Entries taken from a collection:
*****

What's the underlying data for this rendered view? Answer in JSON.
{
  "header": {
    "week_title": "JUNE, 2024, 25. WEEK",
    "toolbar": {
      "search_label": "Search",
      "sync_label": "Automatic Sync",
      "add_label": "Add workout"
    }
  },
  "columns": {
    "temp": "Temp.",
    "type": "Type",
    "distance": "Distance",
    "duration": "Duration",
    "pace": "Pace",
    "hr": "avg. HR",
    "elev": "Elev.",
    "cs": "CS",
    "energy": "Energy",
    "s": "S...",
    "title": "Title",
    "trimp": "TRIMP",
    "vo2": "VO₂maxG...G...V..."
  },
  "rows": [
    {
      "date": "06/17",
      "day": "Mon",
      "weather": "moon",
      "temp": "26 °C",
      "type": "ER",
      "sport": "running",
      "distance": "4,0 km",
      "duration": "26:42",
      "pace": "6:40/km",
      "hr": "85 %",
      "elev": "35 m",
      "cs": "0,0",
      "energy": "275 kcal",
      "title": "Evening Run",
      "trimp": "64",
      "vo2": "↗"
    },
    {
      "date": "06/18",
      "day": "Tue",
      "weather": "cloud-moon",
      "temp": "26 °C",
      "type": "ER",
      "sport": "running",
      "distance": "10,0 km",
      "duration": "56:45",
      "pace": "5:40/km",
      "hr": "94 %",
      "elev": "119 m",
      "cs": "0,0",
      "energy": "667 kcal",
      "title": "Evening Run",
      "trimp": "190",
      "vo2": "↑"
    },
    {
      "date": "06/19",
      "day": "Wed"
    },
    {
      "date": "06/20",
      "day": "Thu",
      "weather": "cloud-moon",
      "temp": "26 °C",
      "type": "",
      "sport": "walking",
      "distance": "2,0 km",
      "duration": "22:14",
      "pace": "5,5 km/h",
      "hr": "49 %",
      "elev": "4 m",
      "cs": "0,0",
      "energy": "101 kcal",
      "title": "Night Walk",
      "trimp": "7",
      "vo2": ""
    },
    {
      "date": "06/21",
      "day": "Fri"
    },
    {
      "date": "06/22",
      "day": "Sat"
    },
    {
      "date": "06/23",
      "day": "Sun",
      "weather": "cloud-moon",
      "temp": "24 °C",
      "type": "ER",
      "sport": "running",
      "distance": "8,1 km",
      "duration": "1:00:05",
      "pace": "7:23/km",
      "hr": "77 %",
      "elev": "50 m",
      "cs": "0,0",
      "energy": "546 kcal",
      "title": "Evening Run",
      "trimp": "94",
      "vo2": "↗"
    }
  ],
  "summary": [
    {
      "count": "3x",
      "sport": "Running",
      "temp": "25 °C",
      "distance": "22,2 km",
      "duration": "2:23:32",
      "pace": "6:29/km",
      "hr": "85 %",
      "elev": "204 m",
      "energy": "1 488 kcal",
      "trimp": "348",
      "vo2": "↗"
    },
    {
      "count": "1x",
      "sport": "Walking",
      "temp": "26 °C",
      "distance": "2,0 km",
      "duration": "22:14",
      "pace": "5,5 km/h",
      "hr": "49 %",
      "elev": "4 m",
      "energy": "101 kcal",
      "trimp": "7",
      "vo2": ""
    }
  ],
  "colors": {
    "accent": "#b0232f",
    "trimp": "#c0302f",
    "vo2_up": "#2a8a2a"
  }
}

*****

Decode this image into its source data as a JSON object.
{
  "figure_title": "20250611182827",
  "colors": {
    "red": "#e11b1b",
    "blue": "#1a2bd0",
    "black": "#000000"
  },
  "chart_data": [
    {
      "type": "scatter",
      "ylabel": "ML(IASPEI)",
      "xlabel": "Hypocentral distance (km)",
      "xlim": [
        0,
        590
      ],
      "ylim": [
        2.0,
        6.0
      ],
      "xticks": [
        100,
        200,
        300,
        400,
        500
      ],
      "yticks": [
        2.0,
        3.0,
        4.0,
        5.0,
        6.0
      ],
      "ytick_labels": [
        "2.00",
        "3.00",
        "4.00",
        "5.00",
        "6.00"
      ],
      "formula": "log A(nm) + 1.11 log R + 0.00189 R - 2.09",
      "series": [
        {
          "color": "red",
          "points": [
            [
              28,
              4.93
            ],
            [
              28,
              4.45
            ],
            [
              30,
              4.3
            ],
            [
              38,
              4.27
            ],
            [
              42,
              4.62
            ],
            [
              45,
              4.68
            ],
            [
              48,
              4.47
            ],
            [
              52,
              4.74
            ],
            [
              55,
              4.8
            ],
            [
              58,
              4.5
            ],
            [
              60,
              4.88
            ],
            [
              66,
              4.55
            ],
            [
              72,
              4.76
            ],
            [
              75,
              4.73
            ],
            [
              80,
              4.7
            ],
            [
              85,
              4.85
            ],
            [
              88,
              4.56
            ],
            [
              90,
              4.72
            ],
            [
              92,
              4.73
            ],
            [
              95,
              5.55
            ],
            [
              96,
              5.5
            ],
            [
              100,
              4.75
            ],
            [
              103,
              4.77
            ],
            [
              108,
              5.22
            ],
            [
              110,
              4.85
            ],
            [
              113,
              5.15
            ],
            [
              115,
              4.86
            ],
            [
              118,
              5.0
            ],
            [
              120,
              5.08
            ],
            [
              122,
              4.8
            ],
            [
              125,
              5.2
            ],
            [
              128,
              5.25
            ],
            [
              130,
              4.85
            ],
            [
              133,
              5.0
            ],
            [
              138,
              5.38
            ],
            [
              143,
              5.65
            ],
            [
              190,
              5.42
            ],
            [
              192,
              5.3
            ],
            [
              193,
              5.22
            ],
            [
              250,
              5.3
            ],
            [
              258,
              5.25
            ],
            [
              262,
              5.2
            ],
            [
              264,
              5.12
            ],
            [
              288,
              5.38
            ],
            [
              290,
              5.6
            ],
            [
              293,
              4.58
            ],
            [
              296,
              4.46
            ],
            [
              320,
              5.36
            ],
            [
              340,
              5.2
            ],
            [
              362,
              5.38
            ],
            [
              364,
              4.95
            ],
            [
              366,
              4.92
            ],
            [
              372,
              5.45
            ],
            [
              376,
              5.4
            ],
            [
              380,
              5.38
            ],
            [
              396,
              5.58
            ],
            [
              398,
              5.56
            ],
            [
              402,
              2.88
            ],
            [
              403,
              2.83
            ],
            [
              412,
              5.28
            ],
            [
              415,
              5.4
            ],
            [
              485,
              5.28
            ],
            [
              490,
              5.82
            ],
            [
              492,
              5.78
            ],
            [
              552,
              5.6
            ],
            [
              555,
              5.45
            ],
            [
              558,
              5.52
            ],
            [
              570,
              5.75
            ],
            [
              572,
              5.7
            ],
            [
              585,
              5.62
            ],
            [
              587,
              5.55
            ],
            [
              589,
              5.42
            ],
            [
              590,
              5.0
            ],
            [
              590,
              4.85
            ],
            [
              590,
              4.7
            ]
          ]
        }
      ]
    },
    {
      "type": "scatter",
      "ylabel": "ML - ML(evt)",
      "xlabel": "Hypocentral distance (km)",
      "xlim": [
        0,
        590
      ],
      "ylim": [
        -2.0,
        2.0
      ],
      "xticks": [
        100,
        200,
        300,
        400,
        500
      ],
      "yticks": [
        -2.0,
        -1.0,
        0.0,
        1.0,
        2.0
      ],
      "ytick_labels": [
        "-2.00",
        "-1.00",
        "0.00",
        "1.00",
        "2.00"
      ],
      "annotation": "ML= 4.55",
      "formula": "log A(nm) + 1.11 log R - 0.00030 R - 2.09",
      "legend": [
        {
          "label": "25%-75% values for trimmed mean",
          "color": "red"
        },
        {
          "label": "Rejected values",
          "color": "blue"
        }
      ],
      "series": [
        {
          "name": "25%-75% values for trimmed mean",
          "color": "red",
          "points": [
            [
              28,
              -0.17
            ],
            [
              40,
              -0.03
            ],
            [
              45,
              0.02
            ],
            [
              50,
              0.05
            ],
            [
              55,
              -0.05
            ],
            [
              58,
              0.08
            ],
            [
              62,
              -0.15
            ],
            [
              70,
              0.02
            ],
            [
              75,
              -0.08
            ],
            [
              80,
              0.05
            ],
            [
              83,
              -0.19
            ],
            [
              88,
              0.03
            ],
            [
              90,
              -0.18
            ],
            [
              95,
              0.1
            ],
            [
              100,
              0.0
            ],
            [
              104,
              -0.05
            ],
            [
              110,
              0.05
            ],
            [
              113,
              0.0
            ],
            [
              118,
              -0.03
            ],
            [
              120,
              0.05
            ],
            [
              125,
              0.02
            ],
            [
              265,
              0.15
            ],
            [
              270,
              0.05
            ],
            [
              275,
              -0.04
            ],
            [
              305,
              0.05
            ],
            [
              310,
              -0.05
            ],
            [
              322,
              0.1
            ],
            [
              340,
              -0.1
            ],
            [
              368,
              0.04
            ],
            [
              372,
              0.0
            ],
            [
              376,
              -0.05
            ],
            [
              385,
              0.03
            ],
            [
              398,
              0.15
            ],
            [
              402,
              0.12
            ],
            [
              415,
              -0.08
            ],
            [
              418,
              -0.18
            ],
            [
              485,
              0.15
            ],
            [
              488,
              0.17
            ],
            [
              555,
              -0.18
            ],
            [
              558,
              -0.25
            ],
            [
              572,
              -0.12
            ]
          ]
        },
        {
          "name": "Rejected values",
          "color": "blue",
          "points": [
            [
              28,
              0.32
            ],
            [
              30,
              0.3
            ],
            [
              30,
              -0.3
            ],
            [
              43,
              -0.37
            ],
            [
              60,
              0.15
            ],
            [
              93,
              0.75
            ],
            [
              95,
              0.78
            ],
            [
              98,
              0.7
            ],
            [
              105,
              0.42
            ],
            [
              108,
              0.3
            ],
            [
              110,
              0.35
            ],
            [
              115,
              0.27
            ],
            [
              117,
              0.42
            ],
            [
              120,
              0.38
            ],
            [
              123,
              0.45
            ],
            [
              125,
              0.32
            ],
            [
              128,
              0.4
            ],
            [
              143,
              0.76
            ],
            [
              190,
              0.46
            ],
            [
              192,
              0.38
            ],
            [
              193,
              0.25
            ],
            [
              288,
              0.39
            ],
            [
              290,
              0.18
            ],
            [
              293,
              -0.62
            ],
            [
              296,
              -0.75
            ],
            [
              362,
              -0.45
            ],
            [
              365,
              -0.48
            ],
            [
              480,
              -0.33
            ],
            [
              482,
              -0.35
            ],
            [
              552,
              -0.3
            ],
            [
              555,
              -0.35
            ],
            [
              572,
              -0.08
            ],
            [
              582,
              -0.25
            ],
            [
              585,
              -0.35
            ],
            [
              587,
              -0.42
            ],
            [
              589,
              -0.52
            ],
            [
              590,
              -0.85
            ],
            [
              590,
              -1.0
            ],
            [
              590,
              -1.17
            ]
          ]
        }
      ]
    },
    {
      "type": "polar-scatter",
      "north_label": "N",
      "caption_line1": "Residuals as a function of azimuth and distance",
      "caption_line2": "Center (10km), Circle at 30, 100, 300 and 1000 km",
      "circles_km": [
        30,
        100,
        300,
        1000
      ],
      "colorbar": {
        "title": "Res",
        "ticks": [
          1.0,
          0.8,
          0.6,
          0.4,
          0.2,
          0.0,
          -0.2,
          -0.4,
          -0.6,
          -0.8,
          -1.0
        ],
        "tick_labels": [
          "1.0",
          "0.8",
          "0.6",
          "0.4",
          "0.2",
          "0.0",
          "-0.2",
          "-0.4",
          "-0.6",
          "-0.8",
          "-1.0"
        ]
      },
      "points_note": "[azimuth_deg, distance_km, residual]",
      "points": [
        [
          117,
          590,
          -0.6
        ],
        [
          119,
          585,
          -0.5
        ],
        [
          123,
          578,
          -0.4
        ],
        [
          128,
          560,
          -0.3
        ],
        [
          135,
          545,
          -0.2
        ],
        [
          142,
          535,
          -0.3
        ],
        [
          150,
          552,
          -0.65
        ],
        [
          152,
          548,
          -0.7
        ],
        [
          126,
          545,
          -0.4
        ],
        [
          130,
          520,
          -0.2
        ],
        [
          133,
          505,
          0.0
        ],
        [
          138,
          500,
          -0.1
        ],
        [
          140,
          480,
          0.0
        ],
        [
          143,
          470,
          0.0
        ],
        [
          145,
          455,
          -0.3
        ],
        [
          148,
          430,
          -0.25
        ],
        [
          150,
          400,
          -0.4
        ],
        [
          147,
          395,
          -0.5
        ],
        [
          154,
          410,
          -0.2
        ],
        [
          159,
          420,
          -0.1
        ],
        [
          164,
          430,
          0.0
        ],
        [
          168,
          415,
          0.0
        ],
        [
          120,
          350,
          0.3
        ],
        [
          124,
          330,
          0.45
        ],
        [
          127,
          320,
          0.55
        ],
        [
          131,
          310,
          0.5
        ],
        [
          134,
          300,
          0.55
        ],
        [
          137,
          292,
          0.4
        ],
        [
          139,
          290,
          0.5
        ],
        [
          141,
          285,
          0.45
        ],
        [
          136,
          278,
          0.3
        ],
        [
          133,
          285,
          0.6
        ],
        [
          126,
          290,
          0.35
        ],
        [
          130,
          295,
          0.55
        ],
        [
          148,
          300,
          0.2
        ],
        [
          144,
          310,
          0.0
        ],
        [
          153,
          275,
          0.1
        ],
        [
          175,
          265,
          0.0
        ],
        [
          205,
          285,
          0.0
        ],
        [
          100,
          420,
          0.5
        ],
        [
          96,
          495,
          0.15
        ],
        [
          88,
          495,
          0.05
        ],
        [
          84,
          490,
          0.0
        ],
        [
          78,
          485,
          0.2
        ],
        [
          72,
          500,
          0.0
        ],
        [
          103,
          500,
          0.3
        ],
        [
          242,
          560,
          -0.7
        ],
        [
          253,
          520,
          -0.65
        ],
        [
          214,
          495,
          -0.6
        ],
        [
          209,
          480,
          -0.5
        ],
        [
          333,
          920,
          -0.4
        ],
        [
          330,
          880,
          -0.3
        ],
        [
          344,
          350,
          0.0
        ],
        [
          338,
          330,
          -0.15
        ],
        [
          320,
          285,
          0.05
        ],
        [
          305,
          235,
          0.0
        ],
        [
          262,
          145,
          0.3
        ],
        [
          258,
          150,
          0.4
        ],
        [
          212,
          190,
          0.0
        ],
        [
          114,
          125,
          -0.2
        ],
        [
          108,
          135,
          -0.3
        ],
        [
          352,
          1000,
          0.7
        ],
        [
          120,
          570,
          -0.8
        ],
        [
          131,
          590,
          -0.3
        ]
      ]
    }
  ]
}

*****

*Given problem*
Extract all lines from the data in which "energy" is found.

*Reply*
    "energy": "Energy",
      "energy": "275 kcal",
      "energy": "667 kcal",
      "energy": "101 kcal",
      "energy": "546 kcal",
      "energy": "1 488 kcal",
      "energy": "101 kcal",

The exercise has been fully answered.